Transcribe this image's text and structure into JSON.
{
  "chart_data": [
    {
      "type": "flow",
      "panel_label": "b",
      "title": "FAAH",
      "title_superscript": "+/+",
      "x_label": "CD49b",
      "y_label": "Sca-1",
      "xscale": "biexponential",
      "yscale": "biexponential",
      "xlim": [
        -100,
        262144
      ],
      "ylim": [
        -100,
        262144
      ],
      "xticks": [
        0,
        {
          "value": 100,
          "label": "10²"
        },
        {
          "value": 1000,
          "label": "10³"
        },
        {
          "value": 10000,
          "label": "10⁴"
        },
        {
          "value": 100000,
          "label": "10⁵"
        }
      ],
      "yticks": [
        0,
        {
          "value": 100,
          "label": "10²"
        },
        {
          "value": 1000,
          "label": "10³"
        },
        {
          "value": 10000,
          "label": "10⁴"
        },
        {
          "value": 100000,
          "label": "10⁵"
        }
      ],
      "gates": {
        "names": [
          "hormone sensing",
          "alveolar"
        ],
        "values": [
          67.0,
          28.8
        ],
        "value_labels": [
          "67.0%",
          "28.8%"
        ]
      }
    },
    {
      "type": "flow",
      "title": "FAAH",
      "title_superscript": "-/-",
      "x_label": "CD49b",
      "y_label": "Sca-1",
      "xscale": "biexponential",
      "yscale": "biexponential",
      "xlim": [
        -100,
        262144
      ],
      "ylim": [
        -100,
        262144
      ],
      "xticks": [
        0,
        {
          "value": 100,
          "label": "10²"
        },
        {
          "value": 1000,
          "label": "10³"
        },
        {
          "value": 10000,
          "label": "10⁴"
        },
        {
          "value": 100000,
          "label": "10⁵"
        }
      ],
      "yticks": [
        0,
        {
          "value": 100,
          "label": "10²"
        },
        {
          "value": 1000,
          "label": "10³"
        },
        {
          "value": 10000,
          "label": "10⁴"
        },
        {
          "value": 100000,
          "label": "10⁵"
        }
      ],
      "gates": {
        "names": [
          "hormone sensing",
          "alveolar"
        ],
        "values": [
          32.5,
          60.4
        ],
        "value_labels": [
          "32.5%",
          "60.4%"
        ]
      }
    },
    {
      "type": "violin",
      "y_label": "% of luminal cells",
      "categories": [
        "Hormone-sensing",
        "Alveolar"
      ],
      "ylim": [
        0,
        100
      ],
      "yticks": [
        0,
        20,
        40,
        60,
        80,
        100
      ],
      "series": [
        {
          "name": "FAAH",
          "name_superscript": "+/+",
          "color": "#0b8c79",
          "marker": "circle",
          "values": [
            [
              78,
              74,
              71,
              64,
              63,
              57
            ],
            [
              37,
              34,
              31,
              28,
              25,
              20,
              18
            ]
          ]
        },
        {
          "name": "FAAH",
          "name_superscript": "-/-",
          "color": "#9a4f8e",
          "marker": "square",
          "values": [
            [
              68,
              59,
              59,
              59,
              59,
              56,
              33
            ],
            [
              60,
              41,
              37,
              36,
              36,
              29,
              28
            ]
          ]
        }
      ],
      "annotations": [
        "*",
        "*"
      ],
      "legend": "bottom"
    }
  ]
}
--------------------
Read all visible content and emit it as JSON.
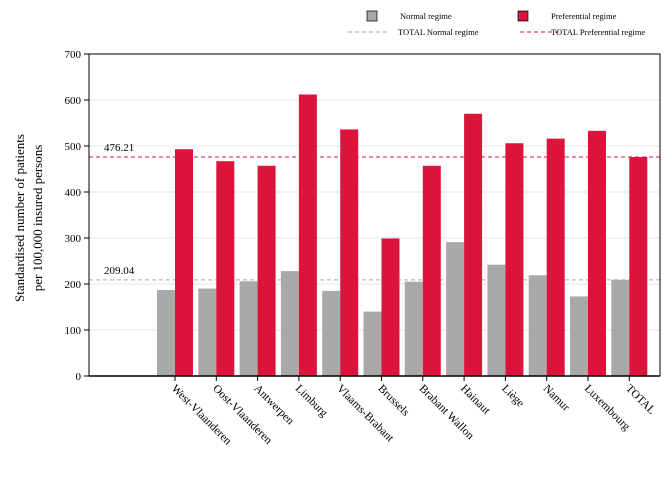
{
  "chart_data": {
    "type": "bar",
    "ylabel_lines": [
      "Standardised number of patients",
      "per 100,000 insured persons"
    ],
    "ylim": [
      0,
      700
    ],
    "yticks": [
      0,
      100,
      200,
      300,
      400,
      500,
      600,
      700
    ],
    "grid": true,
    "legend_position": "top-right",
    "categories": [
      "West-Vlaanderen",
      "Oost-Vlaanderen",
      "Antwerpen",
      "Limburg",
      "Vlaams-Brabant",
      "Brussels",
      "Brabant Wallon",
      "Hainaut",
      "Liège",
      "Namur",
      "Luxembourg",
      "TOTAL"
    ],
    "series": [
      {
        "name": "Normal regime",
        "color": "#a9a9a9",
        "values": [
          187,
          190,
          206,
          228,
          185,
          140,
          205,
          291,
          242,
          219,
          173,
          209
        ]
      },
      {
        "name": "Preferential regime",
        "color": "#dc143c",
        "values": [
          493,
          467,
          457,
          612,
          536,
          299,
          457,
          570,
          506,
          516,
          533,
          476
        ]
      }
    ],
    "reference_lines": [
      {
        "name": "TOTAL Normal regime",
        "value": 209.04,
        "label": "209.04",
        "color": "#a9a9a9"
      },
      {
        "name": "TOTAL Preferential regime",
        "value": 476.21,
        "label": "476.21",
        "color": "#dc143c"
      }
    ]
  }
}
--------------------
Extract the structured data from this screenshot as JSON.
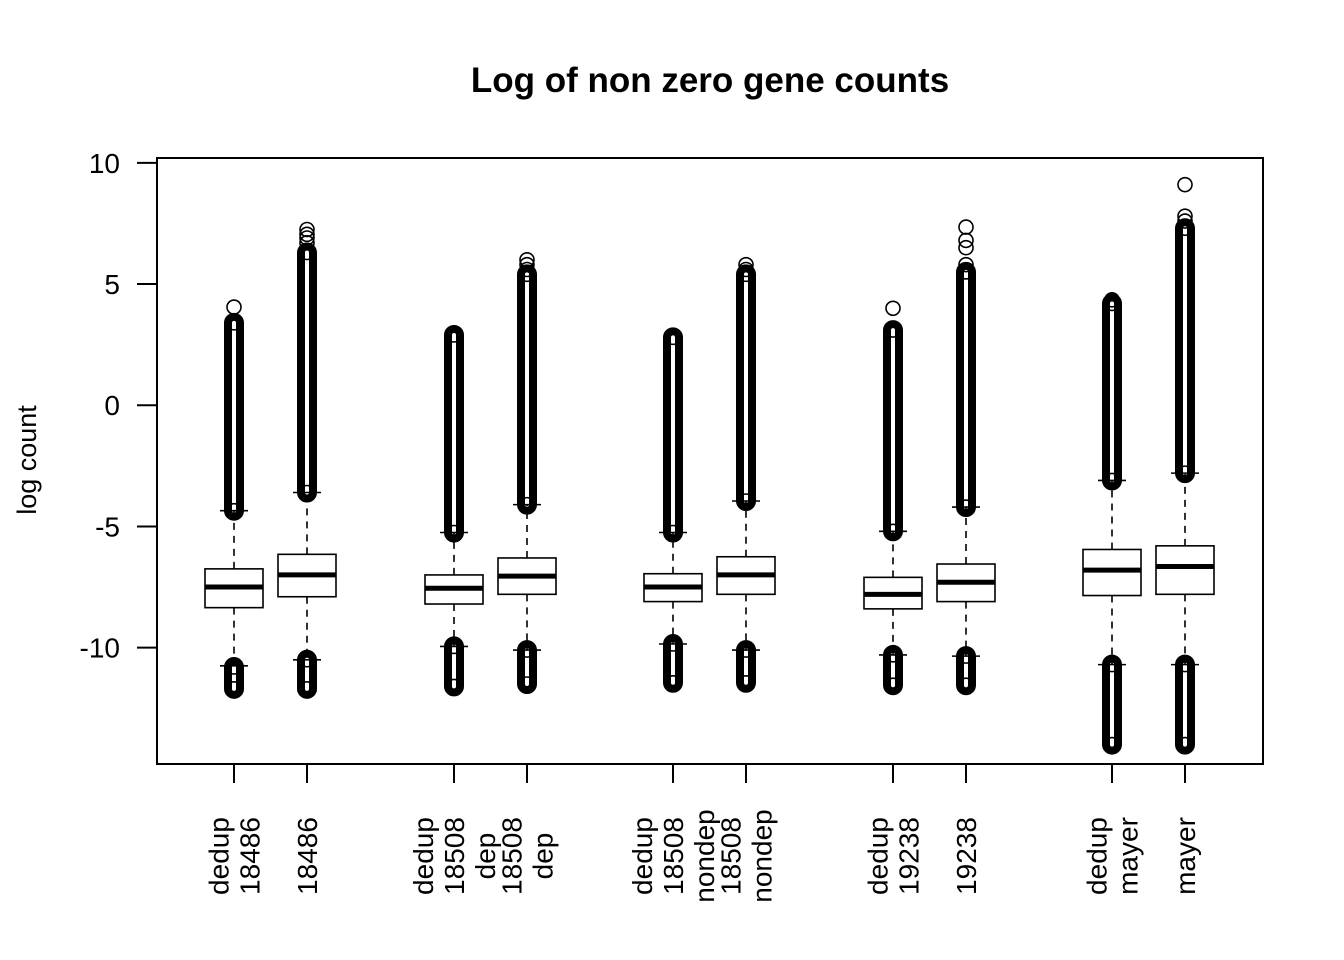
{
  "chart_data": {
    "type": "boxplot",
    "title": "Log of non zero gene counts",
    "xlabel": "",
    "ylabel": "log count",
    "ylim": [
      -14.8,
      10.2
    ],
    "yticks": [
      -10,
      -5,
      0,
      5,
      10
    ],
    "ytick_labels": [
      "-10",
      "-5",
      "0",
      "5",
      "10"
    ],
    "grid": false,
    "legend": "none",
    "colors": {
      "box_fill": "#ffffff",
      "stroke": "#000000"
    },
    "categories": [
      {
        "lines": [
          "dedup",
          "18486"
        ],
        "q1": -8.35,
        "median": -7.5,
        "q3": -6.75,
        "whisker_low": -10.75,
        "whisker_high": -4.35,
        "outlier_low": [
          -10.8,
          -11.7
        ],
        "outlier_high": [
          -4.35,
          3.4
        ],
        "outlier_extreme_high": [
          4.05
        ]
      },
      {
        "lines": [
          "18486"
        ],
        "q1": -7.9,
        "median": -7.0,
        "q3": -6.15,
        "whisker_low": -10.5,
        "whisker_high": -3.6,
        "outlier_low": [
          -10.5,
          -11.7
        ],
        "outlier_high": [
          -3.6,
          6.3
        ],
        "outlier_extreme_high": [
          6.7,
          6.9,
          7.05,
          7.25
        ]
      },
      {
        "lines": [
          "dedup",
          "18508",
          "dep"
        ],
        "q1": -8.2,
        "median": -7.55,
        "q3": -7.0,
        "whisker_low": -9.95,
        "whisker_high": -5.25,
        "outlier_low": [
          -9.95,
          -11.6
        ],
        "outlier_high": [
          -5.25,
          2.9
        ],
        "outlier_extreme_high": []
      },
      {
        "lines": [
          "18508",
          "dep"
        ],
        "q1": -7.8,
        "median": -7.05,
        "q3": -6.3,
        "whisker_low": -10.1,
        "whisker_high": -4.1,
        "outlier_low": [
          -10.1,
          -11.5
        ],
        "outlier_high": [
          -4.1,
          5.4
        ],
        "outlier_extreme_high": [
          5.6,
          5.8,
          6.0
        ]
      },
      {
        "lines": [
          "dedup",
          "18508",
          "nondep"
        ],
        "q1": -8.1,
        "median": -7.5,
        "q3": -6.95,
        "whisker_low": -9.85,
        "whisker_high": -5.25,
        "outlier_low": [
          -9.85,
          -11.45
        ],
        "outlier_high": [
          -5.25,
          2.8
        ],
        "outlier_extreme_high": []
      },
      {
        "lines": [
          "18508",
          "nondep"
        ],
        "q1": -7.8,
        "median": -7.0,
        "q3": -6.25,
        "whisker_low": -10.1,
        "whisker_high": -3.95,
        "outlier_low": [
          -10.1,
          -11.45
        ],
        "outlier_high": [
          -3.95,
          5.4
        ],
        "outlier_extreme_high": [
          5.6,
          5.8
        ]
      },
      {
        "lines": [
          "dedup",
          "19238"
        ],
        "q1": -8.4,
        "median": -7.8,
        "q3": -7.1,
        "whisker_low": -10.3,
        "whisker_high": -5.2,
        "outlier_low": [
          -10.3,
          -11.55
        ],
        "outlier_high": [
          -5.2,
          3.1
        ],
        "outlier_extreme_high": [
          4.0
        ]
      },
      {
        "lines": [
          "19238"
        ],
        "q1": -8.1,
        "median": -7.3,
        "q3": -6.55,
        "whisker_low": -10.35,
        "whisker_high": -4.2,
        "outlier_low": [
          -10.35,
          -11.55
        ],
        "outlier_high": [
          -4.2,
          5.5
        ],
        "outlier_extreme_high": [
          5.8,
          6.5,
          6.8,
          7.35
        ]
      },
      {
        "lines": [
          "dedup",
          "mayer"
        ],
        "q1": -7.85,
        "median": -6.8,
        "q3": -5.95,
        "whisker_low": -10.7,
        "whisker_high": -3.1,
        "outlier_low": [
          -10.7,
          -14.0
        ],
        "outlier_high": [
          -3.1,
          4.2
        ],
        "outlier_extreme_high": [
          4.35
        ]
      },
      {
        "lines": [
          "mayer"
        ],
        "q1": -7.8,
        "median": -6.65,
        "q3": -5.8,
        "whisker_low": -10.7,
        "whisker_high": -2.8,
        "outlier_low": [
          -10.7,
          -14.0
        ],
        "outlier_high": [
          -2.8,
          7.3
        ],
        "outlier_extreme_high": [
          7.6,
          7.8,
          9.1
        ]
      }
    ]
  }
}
--------------------
• [WORK TASK]
Work out how many lines above have the string "Preferential" in them, and give only the number.

• [RESULT OF THE EXERCISE]
2